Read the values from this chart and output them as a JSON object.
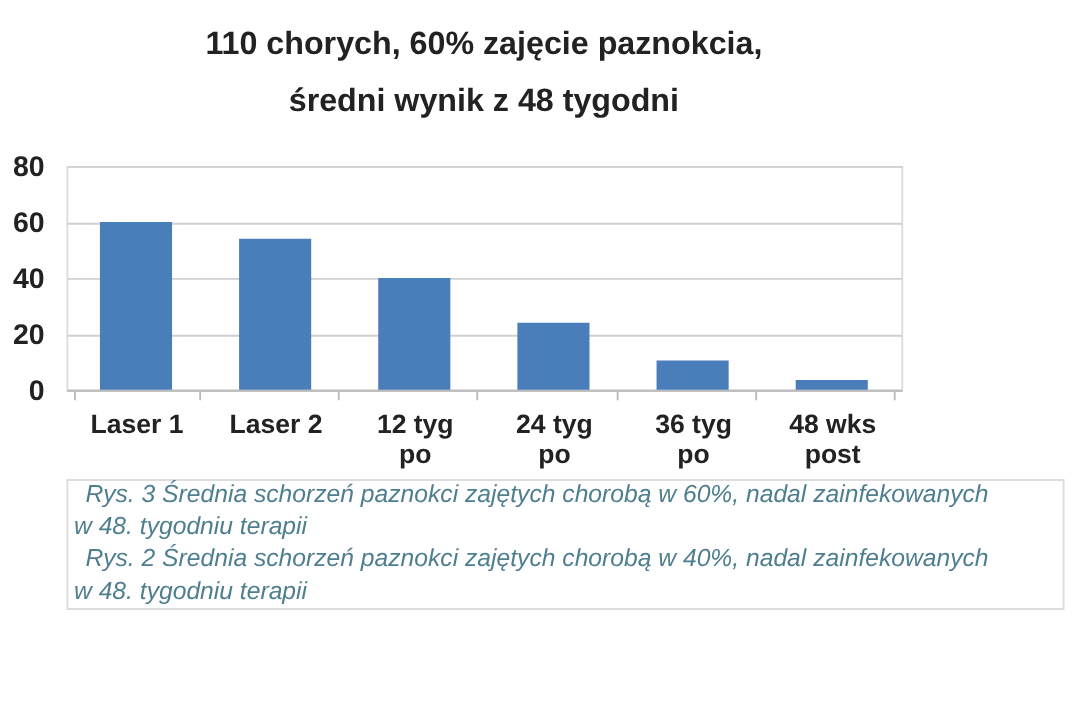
{
  "chart_data": {
    "type": "bar",
    "title": "110 chorych, 60% zajęcie paznokcia,\nśredni wynik z 48 tygodni",
    "categories": [
      "Laser 1",
      "Laser 2",
      "12 tyg po",
      "24 tyg po",
      "36 tyg po",
      "48 wks post"
    ],
    "values": [
      60,
      54,
      40,
      24,
      10.5,
      3.5
    ],
    "color": "#4a7ebb",
    "ylim": [
      0,
      80
    ],
    "yticks": [
      0,
      20,
      40,
      60,
      80
    ],
    "grid": "y",
    "annotations": [
      "Rys. 3 Średnia schorzeń paznokci zajętych chorobą w 60%, nadal zainfekowanych w 48. tygodniu terapii",
      "Rys. 2 Średnia schorzeń paznokci zajętych chorobą w 40%, nadal zainfekowanych w 48. tygodniu terapii"
    ]
  }
}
-----
The records above need to be given again exactly. Omit the pictures.

- [TASK OUTPUT]:
Read the values from this chart and output them as a JSON object.
{
  "chart_data": {
    "type": "bar",
    "title": "110 chorych, 60% zajęcie paznokcia,\nśredni wynik z 48 tygodni",
    "categories": [
      "Laser 1",
      "Laser 2",
      "12 tyg po",
      "24 tyg po",
      "36 tyg po",
      "48 wks post"
    ],
    "values": [
      60,
      54,
      40,
      24,
      10.5,
      3.5
    ],
    "color": "#4a7ebb",
    "ylim": [
      0,
      80
    ],
    "yticks": [
      0,
      20,
      40,
      60,
      80
    ],
    "grid": "y",
    "annotations": [
      "Rys. 3 Średnia schorzeń paznokci zajętych chorobą w 60%, nadal zainfekowanych w 48. tygodniu terapii",
      "Rys. 2 Średnia schorzeń paznokci zajętych chorobą w 40%, nadal zainfekowanych w 48. tygodniu terapii"
    ]
  }
}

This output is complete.